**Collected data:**

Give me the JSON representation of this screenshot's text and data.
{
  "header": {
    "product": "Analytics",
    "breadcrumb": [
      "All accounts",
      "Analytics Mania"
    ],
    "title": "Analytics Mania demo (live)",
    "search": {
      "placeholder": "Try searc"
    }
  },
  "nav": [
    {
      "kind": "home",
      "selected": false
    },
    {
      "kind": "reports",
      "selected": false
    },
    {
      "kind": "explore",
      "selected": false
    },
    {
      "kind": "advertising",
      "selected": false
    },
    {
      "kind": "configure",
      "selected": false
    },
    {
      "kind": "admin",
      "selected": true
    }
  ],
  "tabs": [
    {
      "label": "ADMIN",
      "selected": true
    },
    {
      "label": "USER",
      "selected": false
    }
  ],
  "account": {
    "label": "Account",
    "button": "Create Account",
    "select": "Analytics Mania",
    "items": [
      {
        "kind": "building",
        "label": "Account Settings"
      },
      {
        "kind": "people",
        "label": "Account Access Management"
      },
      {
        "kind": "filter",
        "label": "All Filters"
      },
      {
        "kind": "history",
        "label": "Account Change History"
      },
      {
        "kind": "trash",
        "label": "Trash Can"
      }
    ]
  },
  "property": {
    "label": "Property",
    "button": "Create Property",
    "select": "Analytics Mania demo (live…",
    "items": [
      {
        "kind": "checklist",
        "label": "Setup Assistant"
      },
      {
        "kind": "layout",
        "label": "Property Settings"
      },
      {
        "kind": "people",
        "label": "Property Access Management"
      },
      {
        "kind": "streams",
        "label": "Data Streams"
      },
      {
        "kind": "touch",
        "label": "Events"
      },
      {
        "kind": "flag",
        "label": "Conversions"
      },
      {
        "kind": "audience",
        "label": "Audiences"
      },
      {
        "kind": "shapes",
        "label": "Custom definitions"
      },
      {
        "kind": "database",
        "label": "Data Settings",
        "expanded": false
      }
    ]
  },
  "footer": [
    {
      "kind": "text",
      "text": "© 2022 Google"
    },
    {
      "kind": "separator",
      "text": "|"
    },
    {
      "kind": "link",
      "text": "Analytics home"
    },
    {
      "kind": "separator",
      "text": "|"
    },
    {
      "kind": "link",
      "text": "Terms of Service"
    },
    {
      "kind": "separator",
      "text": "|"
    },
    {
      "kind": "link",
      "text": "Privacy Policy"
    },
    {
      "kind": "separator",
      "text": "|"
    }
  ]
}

**Task details:** Without changing a word, restate the whole listing.

**Final result:**
Give me the JSON representation of this screenshot's text and data.
{
  "header": {
    "product": "Analytics",
    "breadcrumb": [
      "All accounts",
      "Analytics Mania"
    ],
    "title": "Analytics Mania demo (live)",
    "search": {
      "placeholder": "Try searc"
    }
  },
  "nav": [
    {
      "kind": "home",
      "selected": false
    },
    {
      "kind": "reports",
      "selected": false
    },
    {
      "kind": "explore",
      "selected": false
    },
    {
      "kind": "advertising",
      "selected": false
    },
    {
      "kind": "configure",
      "selected": false
    },
    {
      "kind": "admin",
      "selected": true
    }
  ],
  "tabs": [
    {
      "label": "ADMIN",
      "selected": true
    },
    {
      "label": "USER",
      "selected": false
    }
  ],
  "account": {
    "label": "Account",
    "button": "Create Account",
    "select": "Analytics Mania",
    "items": [
      {
        "kind": "building",
        "label": "Account Settings"
      },
      {
        "kind": "people",
        "label": "Account Access Management"
      },
      {
        "kind": "filter",
        "label": "All Filters"
      },
      {
        "kind": "history",
        "label": "Account Change History"
      },
      {
        "kind": "trash",
        "label": "Trash Can"
      }
    ]
  },
  "property": {
    "label": "Property",
    "button": "Create Property",
    "select": "Analytics Mania demo (live…",
    "items": [
      {
        "kind": "checklist",
        "label": "Setup Assistant"
      },
      {
        "kind": "layout",
        "label": "Property Settings"
      },
      {
        "kind": "people",
        "label": "Property Access Management"
      },
      {
        "kind": "streams",
        "label": "Data Streams"
      },
      {
        "kind": "touch",
        "label": "Events"
      },
      {
        "kind": "flag",
        "label": "Conversions"
      },
      {
        "kind": "audience",
        "label": "Audiences"
      },
      {
        "kind": "shapes",
        "label": "Custom definitions"
      },
      {
        "kind": "database",
        "label": "Data Settings",
        "expanded": false
      }
    ]
  },
  "footer": [
    {
      "kind": "text",
      "text": "© 2022 Google"
    },
    {
      "kind": "separator",
      "text": "|"
    },
    {
      "kind": "link",
      "text": "Analytics home"
    },
    {
      "kind": "separator",
      "text": "|"
    },
    {
      "kind": "link",
      "text": "Terms of Service"
    },
    {
      "kind": "separator",
      "text": "|"
    },
    {
      "kind": "link",
      "text": "Privacy Policy"
    },
    {
      "kind": "separator",
      "text": "|"
    }
  ]
}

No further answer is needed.